Among the lines below, list those containing the string "JSON".

------ Recorded information

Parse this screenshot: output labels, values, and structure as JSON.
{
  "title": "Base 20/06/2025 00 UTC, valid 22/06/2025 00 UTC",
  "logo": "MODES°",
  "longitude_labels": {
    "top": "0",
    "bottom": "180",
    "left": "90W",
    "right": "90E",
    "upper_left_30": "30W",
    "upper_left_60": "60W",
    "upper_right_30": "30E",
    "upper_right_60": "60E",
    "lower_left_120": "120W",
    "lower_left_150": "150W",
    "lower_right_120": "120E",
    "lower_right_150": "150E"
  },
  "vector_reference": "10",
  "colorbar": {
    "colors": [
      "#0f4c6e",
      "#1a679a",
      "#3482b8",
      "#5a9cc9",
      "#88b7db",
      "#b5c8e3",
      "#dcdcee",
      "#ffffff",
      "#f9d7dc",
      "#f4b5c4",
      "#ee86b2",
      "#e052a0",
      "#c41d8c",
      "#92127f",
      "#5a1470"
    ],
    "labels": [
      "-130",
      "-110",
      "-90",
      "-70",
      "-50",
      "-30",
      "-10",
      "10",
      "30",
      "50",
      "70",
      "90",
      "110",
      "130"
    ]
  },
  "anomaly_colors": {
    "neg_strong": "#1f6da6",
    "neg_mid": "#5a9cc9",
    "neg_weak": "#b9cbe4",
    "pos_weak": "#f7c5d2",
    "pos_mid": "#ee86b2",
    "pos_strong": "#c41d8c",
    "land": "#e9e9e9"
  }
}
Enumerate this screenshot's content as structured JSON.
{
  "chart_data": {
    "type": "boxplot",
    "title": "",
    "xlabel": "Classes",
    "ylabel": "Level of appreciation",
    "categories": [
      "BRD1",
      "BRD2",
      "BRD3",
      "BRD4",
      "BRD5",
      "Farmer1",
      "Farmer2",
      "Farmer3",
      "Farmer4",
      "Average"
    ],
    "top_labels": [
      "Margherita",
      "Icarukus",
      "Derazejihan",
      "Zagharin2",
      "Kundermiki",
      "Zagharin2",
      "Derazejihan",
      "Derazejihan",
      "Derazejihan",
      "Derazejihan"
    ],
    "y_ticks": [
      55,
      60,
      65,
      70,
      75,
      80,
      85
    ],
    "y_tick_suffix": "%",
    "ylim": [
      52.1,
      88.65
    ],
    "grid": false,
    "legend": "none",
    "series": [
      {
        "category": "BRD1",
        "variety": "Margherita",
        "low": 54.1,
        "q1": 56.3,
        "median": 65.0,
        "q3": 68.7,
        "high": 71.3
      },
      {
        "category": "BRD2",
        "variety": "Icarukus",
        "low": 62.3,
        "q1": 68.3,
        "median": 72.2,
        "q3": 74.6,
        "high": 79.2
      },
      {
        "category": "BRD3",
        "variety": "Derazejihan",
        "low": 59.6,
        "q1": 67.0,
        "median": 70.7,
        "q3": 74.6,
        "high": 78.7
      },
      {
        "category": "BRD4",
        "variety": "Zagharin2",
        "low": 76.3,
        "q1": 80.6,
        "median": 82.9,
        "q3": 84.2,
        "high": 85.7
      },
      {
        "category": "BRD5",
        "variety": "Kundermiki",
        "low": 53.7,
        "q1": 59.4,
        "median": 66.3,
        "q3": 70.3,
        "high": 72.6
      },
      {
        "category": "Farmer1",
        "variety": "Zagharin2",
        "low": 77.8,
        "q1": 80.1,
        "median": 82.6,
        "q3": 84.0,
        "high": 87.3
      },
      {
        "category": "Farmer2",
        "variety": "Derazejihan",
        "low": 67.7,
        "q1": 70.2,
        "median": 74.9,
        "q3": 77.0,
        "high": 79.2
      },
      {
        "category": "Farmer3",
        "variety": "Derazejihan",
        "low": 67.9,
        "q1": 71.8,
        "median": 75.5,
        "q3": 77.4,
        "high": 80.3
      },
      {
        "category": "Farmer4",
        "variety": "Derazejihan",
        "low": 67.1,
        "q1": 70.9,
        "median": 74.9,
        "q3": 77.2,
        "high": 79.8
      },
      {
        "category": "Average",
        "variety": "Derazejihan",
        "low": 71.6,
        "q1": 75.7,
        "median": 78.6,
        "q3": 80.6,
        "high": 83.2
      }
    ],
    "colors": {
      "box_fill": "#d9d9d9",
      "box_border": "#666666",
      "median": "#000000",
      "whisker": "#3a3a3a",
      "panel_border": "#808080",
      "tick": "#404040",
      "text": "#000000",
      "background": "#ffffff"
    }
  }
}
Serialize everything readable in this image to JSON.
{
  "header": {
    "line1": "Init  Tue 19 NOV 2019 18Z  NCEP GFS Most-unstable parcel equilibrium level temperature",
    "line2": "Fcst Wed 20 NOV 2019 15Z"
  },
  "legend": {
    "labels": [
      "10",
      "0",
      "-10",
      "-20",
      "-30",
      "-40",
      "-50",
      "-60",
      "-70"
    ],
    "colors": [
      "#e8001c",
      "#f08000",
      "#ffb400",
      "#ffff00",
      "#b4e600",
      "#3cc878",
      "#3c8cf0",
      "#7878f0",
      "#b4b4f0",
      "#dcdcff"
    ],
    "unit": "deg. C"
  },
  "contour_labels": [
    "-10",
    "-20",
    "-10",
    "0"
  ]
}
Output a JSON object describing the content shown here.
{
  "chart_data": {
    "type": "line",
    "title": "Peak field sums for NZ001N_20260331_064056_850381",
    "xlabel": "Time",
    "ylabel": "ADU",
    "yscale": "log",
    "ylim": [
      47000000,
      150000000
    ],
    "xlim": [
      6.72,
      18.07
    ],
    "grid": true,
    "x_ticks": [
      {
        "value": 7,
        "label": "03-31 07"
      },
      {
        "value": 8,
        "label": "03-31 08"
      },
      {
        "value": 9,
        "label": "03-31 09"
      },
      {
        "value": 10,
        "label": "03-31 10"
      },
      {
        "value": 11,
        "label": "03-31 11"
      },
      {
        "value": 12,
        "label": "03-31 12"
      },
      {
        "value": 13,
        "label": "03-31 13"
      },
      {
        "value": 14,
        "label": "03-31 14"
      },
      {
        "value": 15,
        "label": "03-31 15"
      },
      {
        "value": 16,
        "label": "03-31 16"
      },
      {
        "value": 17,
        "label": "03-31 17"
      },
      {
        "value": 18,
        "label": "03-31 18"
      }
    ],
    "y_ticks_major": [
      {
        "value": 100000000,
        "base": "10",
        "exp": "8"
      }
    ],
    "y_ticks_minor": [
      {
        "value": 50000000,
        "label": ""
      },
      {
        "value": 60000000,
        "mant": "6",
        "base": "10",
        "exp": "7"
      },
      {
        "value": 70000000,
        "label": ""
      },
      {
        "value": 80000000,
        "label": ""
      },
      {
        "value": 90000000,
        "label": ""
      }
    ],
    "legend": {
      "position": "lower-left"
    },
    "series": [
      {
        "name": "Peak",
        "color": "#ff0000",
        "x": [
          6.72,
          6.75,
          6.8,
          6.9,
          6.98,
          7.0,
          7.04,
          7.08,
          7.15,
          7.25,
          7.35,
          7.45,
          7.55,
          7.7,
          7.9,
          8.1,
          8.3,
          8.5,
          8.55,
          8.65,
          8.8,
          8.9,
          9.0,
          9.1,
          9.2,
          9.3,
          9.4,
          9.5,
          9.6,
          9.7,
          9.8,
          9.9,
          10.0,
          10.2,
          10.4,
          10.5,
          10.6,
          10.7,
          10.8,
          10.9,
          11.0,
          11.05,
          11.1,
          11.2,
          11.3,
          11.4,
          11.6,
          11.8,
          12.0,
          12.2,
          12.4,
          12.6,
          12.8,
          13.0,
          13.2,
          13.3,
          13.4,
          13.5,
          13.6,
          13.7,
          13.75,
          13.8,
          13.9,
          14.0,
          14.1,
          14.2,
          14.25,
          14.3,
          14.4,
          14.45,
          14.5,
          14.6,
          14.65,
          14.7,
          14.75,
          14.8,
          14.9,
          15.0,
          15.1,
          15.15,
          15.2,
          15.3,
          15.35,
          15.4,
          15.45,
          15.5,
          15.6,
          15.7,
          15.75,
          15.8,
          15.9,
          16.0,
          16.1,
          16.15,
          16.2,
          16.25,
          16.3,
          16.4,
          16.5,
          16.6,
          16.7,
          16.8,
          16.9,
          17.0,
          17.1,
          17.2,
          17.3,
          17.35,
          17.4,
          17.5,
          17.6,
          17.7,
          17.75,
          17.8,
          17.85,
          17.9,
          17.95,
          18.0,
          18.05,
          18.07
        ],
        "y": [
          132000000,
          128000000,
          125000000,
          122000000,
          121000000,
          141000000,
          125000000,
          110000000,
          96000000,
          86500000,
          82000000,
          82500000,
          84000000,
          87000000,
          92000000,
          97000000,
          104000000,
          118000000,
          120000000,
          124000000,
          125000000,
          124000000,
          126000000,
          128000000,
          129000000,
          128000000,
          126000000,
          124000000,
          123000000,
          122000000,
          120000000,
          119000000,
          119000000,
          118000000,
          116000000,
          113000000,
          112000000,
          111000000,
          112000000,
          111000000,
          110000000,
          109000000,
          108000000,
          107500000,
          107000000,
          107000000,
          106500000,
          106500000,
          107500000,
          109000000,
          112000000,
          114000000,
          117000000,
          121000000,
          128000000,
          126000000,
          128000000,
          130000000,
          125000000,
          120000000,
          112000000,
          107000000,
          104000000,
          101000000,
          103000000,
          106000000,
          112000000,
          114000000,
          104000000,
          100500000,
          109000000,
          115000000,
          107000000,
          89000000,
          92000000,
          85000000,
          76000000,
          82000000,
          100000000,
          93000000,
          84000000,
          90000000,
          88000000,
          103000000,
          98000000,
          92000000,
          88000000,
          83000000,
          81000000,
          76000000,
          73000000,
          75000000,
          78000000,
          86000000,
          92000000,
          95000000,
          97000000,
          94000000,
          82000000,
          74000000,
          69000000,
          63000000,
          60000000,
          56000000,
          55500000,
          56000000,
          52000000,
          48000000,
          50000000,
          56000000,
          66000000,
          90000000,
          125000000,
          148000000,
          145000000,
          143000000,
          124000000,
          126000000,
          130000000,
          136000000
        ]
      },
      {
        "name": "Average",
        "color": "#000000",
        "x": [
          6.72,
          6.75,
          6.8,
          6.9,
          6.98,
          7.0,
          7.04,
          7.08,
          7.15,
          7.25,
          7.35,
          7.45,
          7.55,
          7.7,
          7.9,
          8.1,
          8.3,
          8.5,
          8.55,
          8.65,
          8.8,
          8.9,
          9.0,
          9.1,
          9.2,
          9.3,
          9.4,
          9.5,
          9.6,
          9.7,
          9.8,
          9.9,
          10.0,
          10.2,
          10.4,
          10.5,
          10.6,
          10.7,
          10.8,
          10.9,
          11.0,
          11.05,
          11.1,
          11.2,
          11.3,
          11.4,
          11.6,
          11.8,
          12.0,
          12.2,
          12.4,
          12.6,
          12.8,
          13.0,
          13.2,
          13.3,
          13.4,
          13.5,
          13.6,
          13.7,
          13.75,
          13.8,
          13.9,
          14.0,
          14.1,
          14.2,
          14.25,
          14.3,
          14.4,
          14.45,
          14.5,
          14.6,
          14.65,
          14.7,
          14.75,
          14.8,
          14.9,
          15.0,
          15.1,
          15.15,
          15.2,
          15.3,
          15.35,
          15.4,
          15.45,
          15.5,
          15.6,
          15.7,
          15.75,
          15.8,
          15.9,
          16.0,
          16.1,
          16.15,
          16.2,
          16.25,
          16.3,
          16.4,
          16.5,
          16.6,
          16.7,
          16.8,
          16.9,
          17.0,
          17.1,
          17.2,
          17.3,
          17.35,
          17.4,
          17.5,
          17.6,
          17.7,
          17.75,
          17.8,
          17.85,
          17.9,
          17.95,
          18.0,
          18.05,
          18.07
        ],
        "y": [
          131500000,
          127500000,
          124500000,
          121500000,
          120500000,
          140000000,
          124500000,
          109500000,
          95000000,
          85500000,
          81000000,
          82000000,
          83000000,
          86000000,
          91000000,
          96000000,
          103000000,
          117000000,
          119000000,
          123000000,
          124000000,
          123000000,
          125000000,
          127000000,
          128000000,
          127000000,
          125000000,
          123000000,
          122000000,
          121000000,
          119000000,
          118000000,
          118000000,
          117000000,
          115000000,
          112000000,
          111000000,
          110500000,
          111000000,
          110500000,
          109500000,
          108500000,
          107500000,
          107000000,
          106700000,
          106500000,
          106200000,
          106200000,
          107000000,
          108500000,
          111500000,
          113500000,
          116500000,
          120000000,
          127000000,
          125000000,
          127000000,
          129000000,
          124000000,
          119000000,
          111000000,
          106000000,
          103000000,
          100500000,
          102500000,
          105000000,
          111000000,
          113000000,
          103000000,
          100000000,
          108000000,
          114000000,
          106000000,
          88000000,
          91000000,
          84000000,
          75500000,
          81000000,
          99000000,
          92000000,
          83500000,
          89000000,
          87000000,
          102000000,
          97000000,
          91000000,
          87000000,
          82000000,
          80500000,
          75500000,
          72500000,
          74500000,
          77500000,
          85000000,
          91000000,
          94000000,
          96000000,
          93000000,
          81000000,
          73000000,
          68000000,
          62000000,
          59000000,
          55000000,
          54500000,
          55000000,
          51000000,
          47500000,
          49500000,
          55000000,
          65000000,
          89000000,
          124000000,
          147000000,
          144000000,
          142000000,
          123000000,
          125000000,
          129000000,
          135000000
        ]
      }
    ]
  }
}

------------

▶ _Answer to the task_:
Parse this screenshot: output labels, values, and structure as JSON.
Enumerate this screenshot's content as structured JSON.
Serialize everything readable in this image to JSON.
Output a JSON object describing the content shown here.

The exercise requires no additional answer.